■ Data entries
* Start *

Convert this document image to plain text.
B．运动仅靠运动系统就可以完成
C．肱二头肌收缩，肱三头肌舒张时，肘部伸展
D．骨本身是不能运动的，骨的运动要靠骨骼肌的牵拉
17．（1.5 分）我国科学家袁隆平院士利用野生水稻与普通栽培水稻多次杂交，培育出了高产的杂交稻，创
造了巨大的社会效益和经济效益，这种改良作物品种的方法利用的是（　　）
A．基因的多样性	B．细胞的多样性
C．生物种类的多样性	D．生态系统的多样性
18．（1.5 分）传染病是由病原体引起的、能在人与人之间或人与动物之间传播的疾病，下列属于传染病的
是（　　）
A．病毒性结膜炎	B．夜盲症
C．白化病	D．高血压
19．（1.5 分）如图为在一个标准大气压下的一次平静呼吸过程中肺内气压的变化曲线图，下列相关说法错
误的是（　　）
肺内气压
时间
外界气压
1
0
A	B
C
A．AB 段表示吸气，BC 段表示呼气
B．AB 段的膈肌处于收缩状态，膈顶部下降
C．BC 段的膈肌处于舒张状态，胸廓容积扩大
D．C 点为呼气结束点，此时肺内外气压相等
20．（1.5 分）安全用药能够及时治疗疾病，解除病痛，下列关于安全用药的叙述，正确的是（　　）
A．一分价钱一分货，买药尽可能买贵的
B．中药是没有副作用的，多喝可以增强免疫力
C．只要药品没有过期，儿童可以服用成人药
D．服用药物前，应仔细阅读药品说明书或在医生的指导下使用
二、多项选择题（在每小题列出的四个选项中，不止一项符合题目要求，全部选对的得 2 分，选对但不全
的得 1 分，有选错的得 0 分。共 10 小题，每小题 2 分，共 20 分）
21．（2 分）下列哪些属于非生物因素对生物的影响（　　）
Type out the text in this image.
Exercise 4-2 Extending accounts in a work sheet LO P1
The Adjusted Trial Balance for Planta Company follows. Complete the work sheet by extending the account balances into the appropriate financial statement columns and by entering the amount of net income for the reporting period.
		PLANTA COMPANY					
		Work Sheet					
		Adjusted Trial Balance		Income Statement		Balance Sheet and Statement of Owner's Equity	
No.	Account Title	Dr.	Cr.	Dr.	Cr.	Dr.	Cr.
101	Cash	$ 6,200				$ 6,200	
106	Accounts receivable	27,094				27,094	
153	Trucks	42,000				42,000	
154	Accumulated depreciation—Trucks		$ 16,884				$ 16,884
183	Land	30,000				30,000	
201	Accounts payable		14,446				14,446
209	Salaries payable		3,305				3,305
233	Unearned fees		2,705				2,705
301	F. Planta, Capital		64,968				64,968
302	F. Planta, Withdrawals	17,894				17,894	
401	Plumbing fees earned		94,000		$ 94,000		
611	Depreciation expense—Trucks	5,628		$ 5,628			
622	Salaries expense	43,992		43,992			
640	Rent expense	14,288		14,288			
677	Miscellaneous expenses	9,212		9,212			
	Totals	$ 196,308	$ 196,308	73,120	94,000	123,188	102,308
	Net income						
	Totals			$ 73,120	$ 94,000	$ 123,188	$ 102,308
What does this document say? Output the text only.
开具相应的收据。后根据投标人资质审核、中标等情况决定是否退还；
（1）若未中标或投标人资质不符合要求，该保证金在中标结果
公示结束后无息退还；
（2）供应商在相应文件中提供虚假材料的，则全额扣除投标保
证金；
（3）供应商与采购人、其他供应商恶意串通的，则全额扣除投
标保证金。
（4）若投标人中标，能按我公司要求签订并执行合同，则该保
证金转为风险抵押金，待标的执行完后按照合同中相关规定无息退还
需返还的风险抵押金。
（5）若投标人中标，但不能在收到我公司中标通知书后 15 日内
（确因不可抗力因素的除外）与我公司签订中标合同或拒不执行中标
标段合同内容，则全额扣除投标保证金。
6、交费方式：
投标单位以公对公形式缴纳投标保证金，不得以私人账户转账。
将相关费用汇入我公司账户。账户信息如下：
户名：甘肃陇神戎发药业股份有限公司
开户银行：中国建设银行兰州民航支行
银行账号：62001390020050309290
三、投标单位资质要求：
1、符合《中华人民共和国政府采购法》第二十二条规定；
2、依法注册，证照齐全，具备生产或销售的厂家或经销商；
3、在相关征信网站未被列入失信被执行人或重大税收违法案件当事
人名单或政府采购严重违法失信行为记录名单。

* End *

■ Task details
Extract the full listing above without altering anything.

■ Exercise response
Convert this document image to plain text.
B．运动仅靠运动系统就可以完成
C．肱二头肌收缩，肱三头肌舒张时，肘部伸展
D．骨本身是不能运动的，骨的运动要靠骨骼肌的牵拉
17．（1.5 分）我国科学家袁隆平院士利用野生水稻与普通栽培水稻多次杂交，培育出了高产的杂交稻，创
造了巨大的社会效益和经济效益，这种改良作物品种的方法利用的是（　　）
A．基因的多样性	B．细胞的多样性
C．生物种类的多样性	D．生态系统的多样性
18．（1.5 分）传染病是由病原体引起的、能在人与人之间或人与动物之间传播的疾病，下列属于传染病的
是（　　）
A．病毒性结膜炎	B．夜盲症
C．白化病	D．高血压
19．（1.5 分）如图为在一个标准大气压下的一次平静呼吸过程中肺内气压的变化曲线图，下列相关说法错
误的是（　　）
肺内气压
时间
外界气压
1
0
A	B
C
A．AB 段表示吸气，BC 段表示呼气
B．AB 段的膈肌处于收缩状态，膈顶部下降
C．BC 段的膈肌处于舒张状态，胸廓容积扩大
D．C 点为呼气结束点，此时肺内外气压相等
20．（1.5 分）安全用药能够及时治疗疾病，解除病痛，下列关于安全用药的叙述，正确的是（　　）
A．一分价钱一分货，买药尽可能买贵的
B．中药是没有副作用的，多喝可以增强免疫力
C．只要药品没有过期，儿童可以服用成人药
D．服用药物前，应仔细阅读药品说明书或在医生的指导下使用
二、多项选择题（在每小题列出的四个选项中，不止一项符合题目要求，全部选对的得 2 分，选对但不全
的得 1 分，有选错的得 0 分。共 10 小题，每小题 2 分，共 20 分）
21．（2 分）下列哪些属于非生物因素对生物的影响（　　）
Type out the text in this image.
Exercise 4-2 Extending accounts in a work sheet LO P1
The Adjusted Trial Balance for Planta Company follows. Complete the work sheet by extending the account balances into the appropriate financial statement columns and by entering the amount of net income for the reporting period.
		PLANTA COMPANY					
		Work Sheet					
		Adjusted Trial Balance		Income Statement		Balance Sheet and Statement of Owner's Equity	
No.	Account Title	Dr.	Cr.	Dr.	Cr.	Dr.	Cr.
101	Cash	$ 6,200				$ 6,200	
106	Accounts receivable	27,094				27,094	
153	Trucks	42,000				42,000	
154	Accumulated depreciation—Trucks		$ 16,884				$ 16,884
183	Land	30,000				30,000	
201	Accounts payable		14,446				14,446
209	Salaries payable		3,305				3,305
233	Unearned fees		2,705				2,705
301	F. Planta, Capital		64,968				64,968
302	F. Planta, Withdrawals	17,894				17,894	
401	Plumbing fees earned		94,000		$ 94,000		
611	Depreciation expense—Trucks	5,628		$ 5,628			
622	Salaries expense	43,992		43,992			
640	Rent expense	14,288		14,288			
677	Miscellaneous expenses	9,212		9,212			
	Totals	$ 196,308	$ 196,308	73,120	94,000	123,188	102,308
	Net income						
	Totals			$ 73,120	$ 94,000	$ 123,188	$ 102,308
What does this document say? Output the text only.
开具相应的收据。后根据投标人资质审核、中标等情况决定是否退还；
（1）若未中标或投标人资质不符合要求，该保证金在中标结果
公示结束后无息退还；
（2）供应商在相应文件中提供虚假材料的，则全额扣除投标保
证金；
（3）供应商与采购人、其他供应商恶意串通的，则全额扣除投
标保证金。
（4）若投标人中标，能按我公司要求签订并执行合同，则该保
证金转为风险抵押金，待标的执行完后按照合同中相关规定无息退还
需返还的风险抵押金。
（5）若投标人中标，但不能在收到我公司中标通知书后 15 日内
（确因不可抗力因素的除外）与我公司签订中标合同或拒不执行中标
标段合同内容，则全额扣除投标保证金。
6、交费方式：
投标单位以公对公形式缴纳投标保证金，不得以私人账户转账。
将相关费用汇入我公司账户。账户信息如下：
户名：甘肃陇神戎发药业股份有限公司
开户银行：中国建设银行兰州民航支行
银行账号：62001390020050309290
三、投标单位资质要求：
1、符合《中华人民共和国政府采购法》第二十二条规定；
2、依法注册，证照齐全，具备生产或销售的厂家或经销商；
3、在相关征信网站未被列入失信被执行人或重大税收违法案件当事
人名单或政府采购严重违法失信行为记录名单。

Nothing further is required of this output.